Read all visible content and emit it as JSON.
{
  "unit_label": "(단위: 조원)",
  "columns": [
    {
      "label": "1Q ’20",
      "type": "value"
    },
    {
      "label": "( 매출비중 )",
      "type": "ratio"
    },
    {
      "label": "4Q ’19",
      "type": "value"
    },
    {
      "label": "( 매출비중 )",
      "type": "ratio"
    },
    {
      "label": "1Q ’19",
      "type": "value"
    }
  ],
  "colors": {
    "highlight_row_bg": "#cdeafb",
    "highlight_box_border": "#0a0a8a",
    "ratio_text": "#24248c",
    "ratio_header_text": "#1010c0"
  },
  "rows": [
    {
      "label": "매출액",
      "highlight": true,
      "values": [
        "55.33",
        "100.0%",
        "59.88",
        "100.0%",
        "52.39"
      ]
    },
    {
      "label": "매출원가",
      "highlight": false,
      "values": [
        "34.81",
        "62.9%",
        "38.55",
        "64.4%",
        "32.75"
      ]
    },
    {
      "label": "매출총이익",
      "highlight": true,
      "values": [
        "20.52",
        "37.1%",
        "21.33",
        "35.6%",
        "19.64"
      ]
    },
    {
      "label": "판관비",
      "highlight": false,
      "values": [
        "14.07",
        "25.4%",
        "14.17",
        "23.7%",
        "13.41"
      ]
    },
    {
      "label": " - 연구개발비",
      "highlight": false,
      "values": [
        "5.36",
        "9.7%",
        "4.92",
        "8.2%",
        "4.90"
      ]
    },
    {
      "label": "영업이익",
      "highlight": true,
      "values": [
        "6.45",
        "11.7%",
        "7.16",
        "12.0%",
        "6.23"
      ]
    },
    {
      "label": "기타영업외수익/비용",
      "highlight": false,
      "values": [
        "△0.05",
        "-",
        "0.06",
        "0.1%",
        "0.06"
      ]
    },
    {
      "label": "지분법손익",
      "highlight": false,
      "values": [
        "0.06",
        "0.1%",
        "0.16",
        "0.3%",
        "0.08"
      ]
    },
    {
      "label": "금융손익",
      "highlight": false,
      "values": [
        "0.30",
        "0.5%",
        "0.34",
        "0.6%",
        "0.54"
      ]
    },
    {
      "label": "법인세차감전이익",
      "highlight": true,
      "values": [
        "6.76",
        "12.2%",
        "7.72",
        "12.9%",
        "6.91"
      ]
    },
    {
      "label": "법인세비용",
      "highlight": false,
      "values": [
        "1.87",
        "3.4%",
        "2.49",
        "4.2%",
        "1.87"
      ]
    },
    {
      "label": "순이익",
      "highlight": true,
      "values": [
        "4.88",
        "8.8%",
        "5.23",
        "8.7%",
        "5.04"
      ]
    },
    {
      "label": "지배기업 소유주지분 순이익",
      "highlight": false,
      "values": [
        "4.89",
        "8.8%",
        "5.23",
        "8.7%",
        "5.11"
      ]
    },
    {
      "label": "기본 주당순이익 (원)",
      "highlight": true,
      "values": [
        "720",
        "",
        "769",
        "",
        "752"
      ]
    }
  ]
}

WORK TO BE COMPLETED: Write out the material from the first line to the last, exactly.

COMPLETE ANSWER:
Read all visible content and emit it as JSON.
{
  "unit_label": "(단위: 조원)",
  "columns": [
    {
      "label": "1Q ’20",
      "type": "value"
    },
    {
      "label": "( 매출비중 )",
      "type": "ratio"
    },
    {
      "label": "4Q ’19",
      "type": "value"
    },
    {
      "label": "( 매출비중 )",
      "type": "ratio"
    },
    {
      "label": "1Q ’19",
      "type": "value"
    }
  ],
  "colors": {
    "highlight_row_bg": "#cdeafb",
    "highlight_box_border": "#0a0a8a",
    "ratio_text": "#24248c",
    "ratio_header_text": "#1010c0"
  },
  "rows": [
    {
      "label": "매출액",
      "highlight": true,
      "values": [
        "55.33",
        "100.0%",
        "59.88",
        "100.0%",
        "52.39"
      ]
    },
    {
      "label": "매출원가",
      "highlight": false,
      "values": [
        "34.81",
        "62.9%",
        "38.55",
        "64.4%",
        "32.75"
      ]
    },
    {
      "label": "매출총이익",
      "highlight": true,
      "values": [
        "20.52",
        "37.1%",
        "21.33",
        "35.6%",
        "19.64"
      ]
    },
    {
      "label": "판관비",
      "highlight": false,
      "values": [
        "14.07",
        "25.4%",
        "14.17",
        "23.7%",
        "13.41"
      ]
    },
    {
      "label": " - 연구개발비",
      "highlight": false,
      "values": [
        "5.36",
        "9.7%",
        "4.92",
        "8.2%",
        "4.90"
      ]
    },
    {
      "label": "영업이익",
      "highlight": true,
      "values": [
        "6.45",
        "11.7%",
        "7.16",
        "12.0%",
        "6.23"
      ]
    },
    {
      "label": "기타영업외수익/비용",
      "highlight": false,
      "values": [
        "△0.05",
        "-",
        "0.06",
        "0.1%",
        "0.06"
      ]
    },
    {
      "label": "지분법손익",
      "highlight": false,
      "values": [
        "0.06",
        "0.1%",
        "0.16",
        "0.3%",
        "0.08"
      ]
    },
    {
      "label": "금융손익",
      "highlight": false,
      "values": [
        "0.30",
        "0.5%",
        "0.34",
        "0.6%",
        "0.54"
      ]
    },
    {
      "label": "법인세차감전이익",
      "highlight": true,
      "values": [
        "6.76",
        "12.2%",
        "7.72",
        "12.9%",
        "6.91"
      ]
    },
    {
      "label": "법인세비용",
      "highlight": false,
      "values": [
        "1.87",
        "3.4%",
        "2.49",
        "4.2%",
        "1.87"
      ]
    },
    {
      "label": "순이익",
      "highlight": true,
      "values": [
        "4.88",
        "8.8%",
        "5.23",
        "8.7%",
        "5.04"
      ]
    },
    {
      "label": "지배기업 소유주지분 순이익",
      "highlight": false,
      "values": [
        "4.89",
        "8.8%",
        "5.23",
        "8.7%",
        "5.11"
      ]
    },
    {
      "label": "기본 주당순이익 (원)",
      "highlight": true,
      "values": [
        "720",
        "",
        "769",
        "",
        "752"
      ]
    }
  ]
}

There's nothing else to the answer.